**MATERIAL TO PROCESS**
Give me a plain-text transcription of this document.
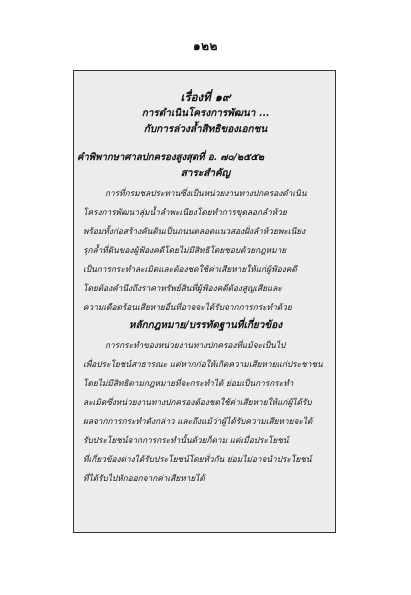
๑๒๒

เรื่องที่ ๑๙

การดำเนินโครงการพัฒนา ...

กับการล่วงล้ำสิทธิของเอกชน

คำพิพากษาศาลปกครองสูงสุดที่ อ. ๗๐/๒๕๕๒

สาระสำคัญ

การที่กรมชลประทานซึ่งเป็นหน่วยงานทางปกครองดำเนิน
โครงการพัฒนาลุ่มน้ำลำพะเนียงโดยทำการขุดลอกลำห้วย
พร้อมทั้งก่อสร้างคันดินเป็นถนนตลอดแนวสองฝั่งลำห้วยพะเนียง
รุกล้ำที่ดินของผู้ฟ้องคดีโดยไม่มีสิทธิโดยชอบด้วยกฎหมาย
เป็นการกระทำละเมิดและต้องชดใช้ค่าเสียหายให้แก่ผู้ฟ้องคดี
โดยต้องคำนึงถึงราคาทรัพย์สินที่ผู้ฟ้องคดีต้องสูญเสียและ
ความเดือดร้อนเสียหายอื่นที่อาจจะได้รับจากการกระทำด้วย

หลักกฎหมาย/บรรทัดฐานที่เกี่ยวข้อง

การกระทำของหน่วยงานทางปกครองที่แม้จะเป็นไป
เพื่อประโยชน์สาธารณะ แต่หากก่อให้เกิดความเสียหายแก่ประชาชน
โดยไม่มีสิทธิตามกฎหมายที่จะกระทำได้ ย่อมเป็นการกระทำ
ละเมิดซึ่งหน่วยงานทางปกครองต้องชดใช้ค่าเสียหายให้แก่ผู้ได้รับ
ผลจากการกระทำดังกล่าว และถึงแม้ว่าผู้ได้รับความเสียหายจะได้
รับประโยชน์จากการกระทำนั้นด้วยก็ตาม แต่เมื่อประโยชน์
ที่เกี่ยวข้องต่างได้รับประโยชน์โดยทั่วกัน ย่อมไม่อาจนำประโยชน์
ที่ได้รับไปหักออกจากค่าเสียหายได้
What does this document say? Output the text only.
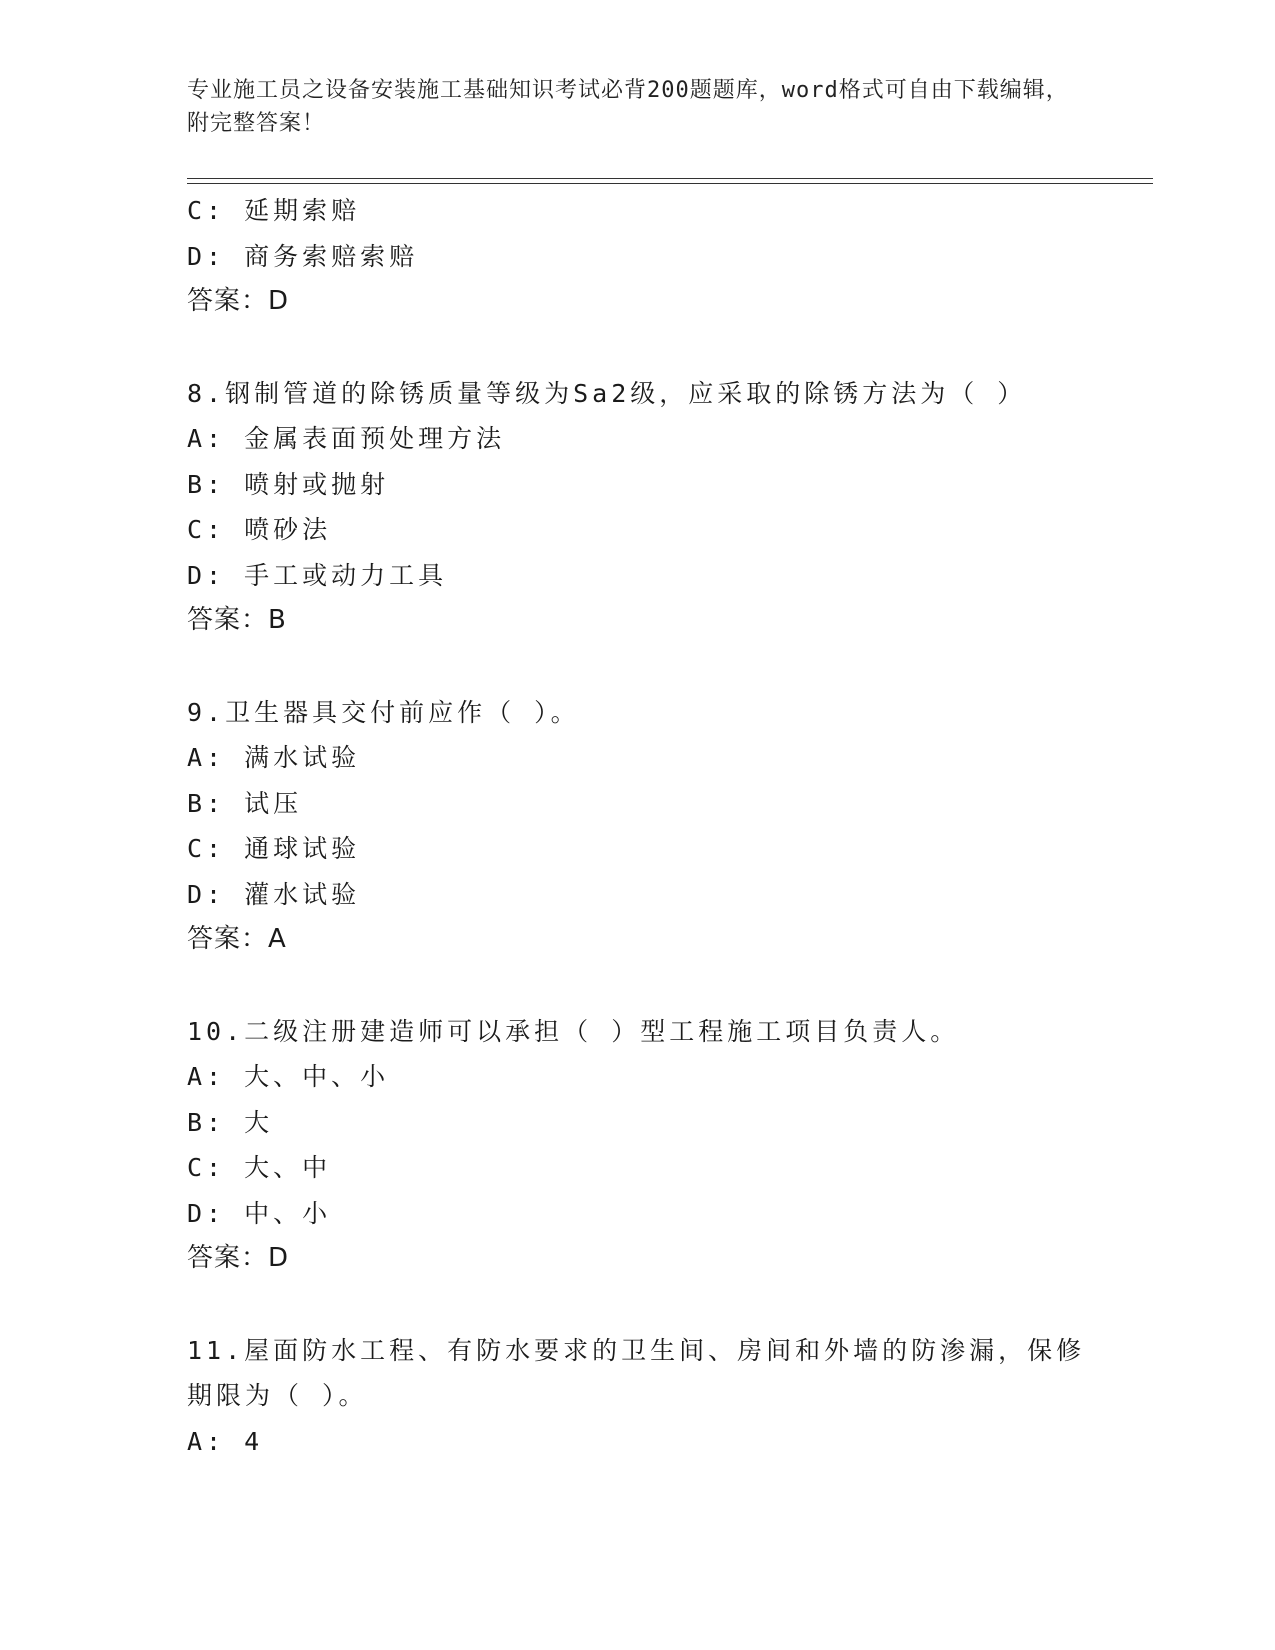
专业施工员之设备安装施工基础知识考试必背200题题库，word格式可自由下载编辑，附完整答案！
C: 延期索赔
D: 商务索赔索赔
答案：D
8.钢制管道的除锈质量等级为Sa2级，应采取的除锈方法为（ ）
A: 金属表面预处理方法
B: 喷射或抛射
C: 喷砂法
D: 手工或动力工具
答案：B
9.卫生器具交付前应作（ ）。
A: 满水试验
B: 试压
C: 通球试验
D: 灌水试验
答案：A
10.二级注册建造师可以承担（ ）型工程施工项目负责人。
A: 大、中、小
B: 大
C: 大、中
D: 中、小
答案：D
11.屋面防水工程、有防水要求的卫生间、房间和外墙的防渗漏，保修
期限为（ ）。
A: 4
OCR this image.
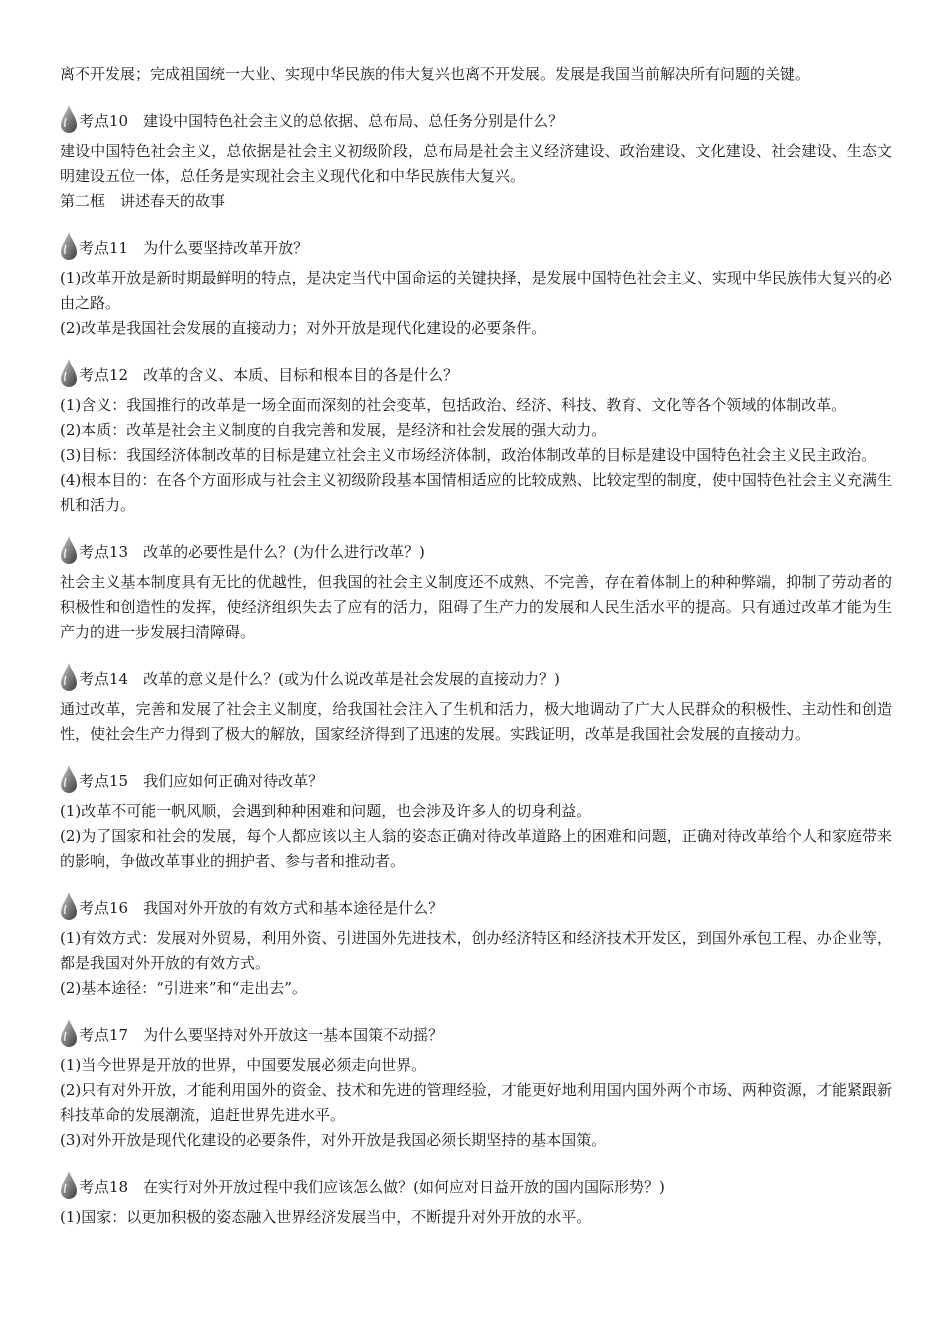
离不开发展；完成祖国统一大业、实现中华民族的伟大复兴也离不开发展。发展是我国当前解决所有问题的关键。

考点10　建设中国特色社会主义的总依据、总布局、总任务分别是什么？

建设中国特色社会主义，总依据是社会主义初级阶段，总布局是社会主义经济建设、政治建设、文化建设、社会建设、生态文明建设五位一体，总任务是实现社会主义现代化和中华民族伟大复兴。

第二框　讲述春天的故事

考点11　为什么要坚持改革开放？

(1)改革开放是新时期最鲜明的特点，是决定当代中国命运的关键抉择，是发展中国特色社会主义、实现中华民族伟大复兴的必由之路。

(2)改革是我国社会发展的直接动力；对外开放是现代化建设的必要条件。

考点12　改革的含义、本质、目标和根本目的各是什么？

(1)含义：我国推行的改革是一场全面而深刻的社会变革，包括政治、经济、科技、教育、文化等各个领域的体制改革。

(2)本质：改革是社会主义制度的自我完善和发展，是经济和社会发展的强大动力。

(3)目标：我国经济体制改革的目标是建立社会主义市场经济体制，政治体制改革的目标是建设中国特色社会主义民主政治。

(4)根本目的：在各个方面形成与社会主义初级阶段基本国情相适应的比较成熟、比较定型的制度，使中国特色社会主义充满生机和活力。

考点13　改革的必要性是什么？(为什么进行改革？)

社会主义基本制度具有无比的优越性，但我国的社会主义制度还不成熟、不完善，存在着体制上的种种弊端，抑制了劳动者的积极性和创造性的发挥，使经济组织失去了应有的活力，阻碍了生产力的发展和人民生活水平的提高。只有通过改革才能为生产力的进一步发展扫清障碍。

考点14　改革的意义是什么？(或为什么说改革是社会发展的直接动力？)

通过改革，完善和发展了社会主义制度，给我国社会注入了生机和活力，极大地调动了广大人民群众的积极性、主动性和创造性，使社会生产力得到了极大的解放，国家经济得到了迅速的发展。实践证明，改革是我国社会发展的直接动力。

考点15　我们应如何正确对待改革？

(1)改革不可能一帆风顺，会遇到种种困难和问题，也会涉及许多人的切身利益。

(2)为了国家和社会的发展，每个人都应该以主人翁的姿态正确对待改革道路上的困难和问题，正确对待改革给个人和家庭带来的影响，争做改革事业的拥护者、参与者和推动者。

考点16　我国对外开放的有效方式和基本途径是什么？

(1)有效方式：发展对外贸易，利用外资、引进国外先进技术，创办经济特区和经济技术开发区，到国外承包工程、办企业等，都是我国对外开放的有效方式。

(2)基本途径：“引进来”和“走出去”。

考点17　为什么要坚持对外开放这一基本国策不动摇？

(1)当今世界是开放的世界，中国要发展必须走向世界。

(2)只有对外开放，才能利用国外的资金、技术和先进的管理经验，才能更好地利用国内国外两个市场、两种资源，才能紧跟新科技革命的发展潮流，追赶世界先进水平。

(3)对外开放是现代化建设的必要条件，对外开放是我国必须长期坚持的基本国策。

考点18　在实行对外开放过程中我们应该怎么做？(如何应对日益开放的国内国际形势？)

(1)国家：以更加积极的姿态融入世界经济发展当中，不断提升对外开放的水平。
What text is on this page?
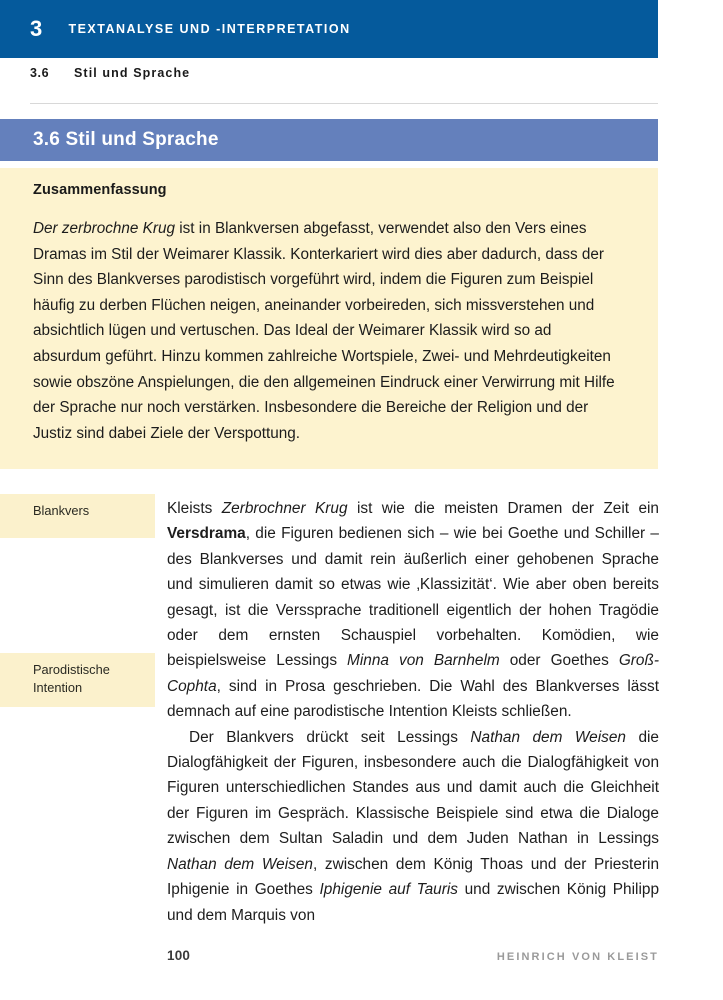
3 TEXTANALYSE UND -INTERPRETATION
3.6	Stil und Sprache
3.6 Stil und Sprache
Zusammenfassung

Der zerbrochne Krug ist in Blankversen abgefasst, verwendet also den Vers eines Dramas im Stil der Weimarer Klassik. Konterkariert wird dies aber dadurch, dass der Sinn des Blankverses parodistisch vorgeführt wird, indem die Figuren zum Beispiel häufig zu derben Flüchen neigen, aneinander vorbeireden, sich missverstehen und absichtlich lügen und vertuschen. Das Ideal der Weimarer Klassik wird so ad absurdum geführt. Hinzu kommen zahlreiche Wortspiele, Zwei- und Mehrdeutigkeiten sowie obszöne Anspielungen, die den allgemeinen Eindruck einer Verwirrung mit Hilfe der Sprache nur noch verstärken. Insbesondere die Bereiche der Religion und der Justiz sind dabei Ziele der Verspottung.

Blankvers
Parodistische Intention

Kleists Zerbrochner Krug ist wie die meisten Dramen der Zeit ein Versdrama, die Figuren bedienen sich – wie bei Goethe und Schiller – des Blankverses und damit rein äußerlich einer gehobenen Sprache und simulieren damit so etwas wie ‚Klassizität‘. Wie aber oben bereits gesagt, ist die Verssprache traditionell eigentlich der hohen Tragödie oder dem ernsten Schauspiel vorbehalten. Komödien, wie beispielsweise Lessings Minna von Barnhelm oder Goethes Groß-Cophta, sind in Prosa geschrieben. Die Wahl des Blankverses lässt demnach auf eine parodistische Intention Kleists schließen.

Der Blankvers drückt seit Lessings Nathan dem Weisen die Dialogfähigkeit der Figuren, insbesondere auch die Dialogfähigkeit von Figuren unterschiedlichen Standes aus und damit auch die Gleichheit der Figuren im Gespräch. Klassische Beispiele sind etwa die Dialoge zwischen dem Sultan Saladin und dem Juden Nathan in Lessings Nathan dem Weisen, zwischen dem König Thoas und der Priesterin Iphigenie in Goethes Iphigenie auf Tauris und zwischen König Philipp und dem Marquis von

100	HEINRICH VON KLEIST
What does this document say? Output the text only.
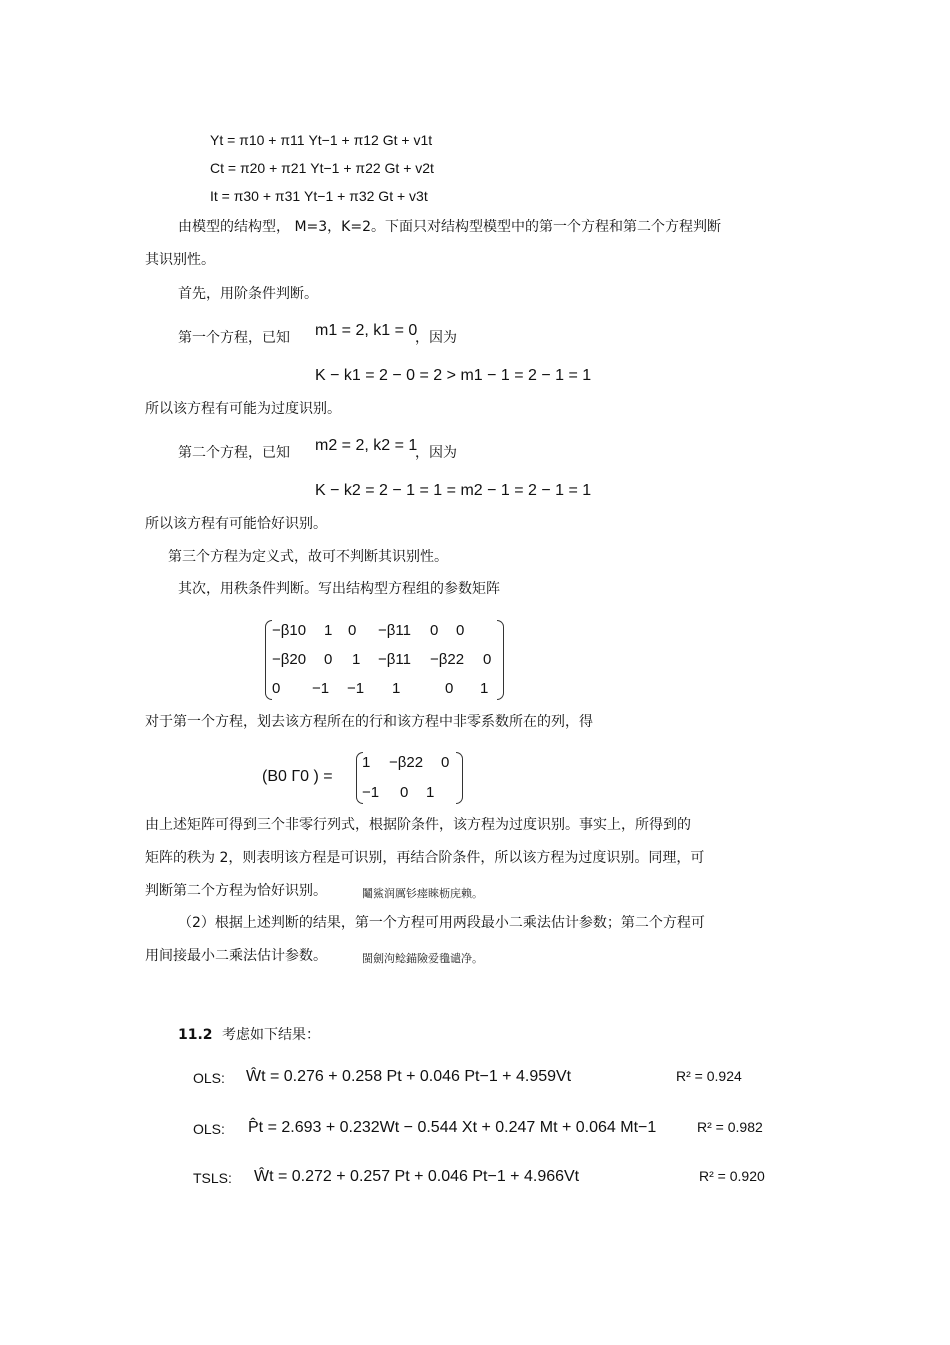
Yt = π10 + π11 Yt−1 + π12 Gt + v1t
Ct = π20 + π21 Yt−1 + π22 Gt + v2t
It = π30 + π31 Yt−1 + π32 Gt + v3t
由模型的结构型， M=3，K=2。下面只对结构型模型中的第一个方程和第二个方程判断
其识别性。
首先，用阶条件判断。
第一个方程，已知 m1 = 2, k1 = 0
，因为
K − k1 = 2 − 0 = 2 > m1 − 1 = 2 − 1 = 1
所以该方程有可能为过度识别。
第二个方程，已知 m2 = 2, k2 = 1
，因为
K − k2 = 2 − 1 = 1 = m2 − 1 = 2 − 1 = 1
所以该方程有可能恰好识别。
第三个方程为定义式，故可不判断其识别性。
其次，用秩条件判断。写出结构型方程组的参数矩阵
−β10 1 0 −β11 0 0
−β20 0 1 −β11 −β22 0
0 −1 −1 1	0 1
对于第一个方程，划去该方程所在的行和该方程中非零系数所在的列，得
(B0 Γ0 ) =
1 −β22 0
−1 0 1
由上述矩阵可得到三个非零行列式，根据阶条件，该方程为过度识别。事实上，所得到的
矩阵的秩为 2，则表明该方程是可识别，再结合阶条件，所以该方程为过度识别。同理，可
判断第二个方程为恰好识别。	鬮鯊润厲钐瘗睞枥庑赖。
（2）根据上述判断的结果，第一个方程可用两段最小二乘法估计参数；第二个方程可
用间接最小二乘法估计参数。	閩劍泃鲶錨險爱氇谴净。
11.2 考虑如下结果：
OLS: Ŵt = 0.276 + 0.258 Pt + 0.046 Pt−1 + 4.959Vt	R² = 0.924
OLS: P̂t = 2.693 + 0.232Wt − 0.544 Xt + 0.247 Mt + 0.064 Mt−1	R² = 0.982
TSLS: Ŵt = 0.272 + 0.257 Pt + 0.046 Pt−1 + 4.966Vt	R² = 0.920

**THE TASK**
In the lines above, locate the string "Krug". Copy every line where it occurs.

**TASK OUTPUT**
Der zerbrochne Krug ist in Blankversen abgefasst, verwendet also den Vers eines Dramas im Stil der Weimarer Klassik. Konterkariert wird dies aber dadurch, dass der Sinn des Blankverses parodistisch vorgeführt wird, indem die Figuren zum Beispiel häufig zu derben Flüchen neigen, aneinander vorbeireden, sich missverstehen und absichtlich lügen und vertuschen. Das Ideal der Weimarer Klassik wird so ad absurdum geführt. Hinzu kommen zahlreiche Wortspiele, Zwei- und Mehrdeutigkeiten sowie obszöne Anspielungen, die den allgemeinen Eindruck einer Verwirrung mit Hilfe der Sprache nur noch verstärken. Insbesondere die Bereiche der Religion und der Justiz sind dabei Ziele der Verspottung.
Kleists Zerbrochner Krug ist wie die meisten Dramen der Zeit ein Versdrama, die Figuren bedienen sich – wie bei Goethe und Schiller – des Blankverses und damit rein äußerlich einer gehobenen Sprache und simulieren damit so etwas wie ‚Klassizität‘. Wie aber oben bereits gesagt, ist die Verssprache traditionell eigentlich der hohen Tragödie oder dem ernsten Schauspiel vorbehalten. Komödien, wie beispielsweise Lessings Minna von Barnhelm oder Goethes Groß-Cophta, sind in Prosa geschrieben. Die Wahl des Blankverses lässt demnach auf eine parodistische Intention Kleists schließen.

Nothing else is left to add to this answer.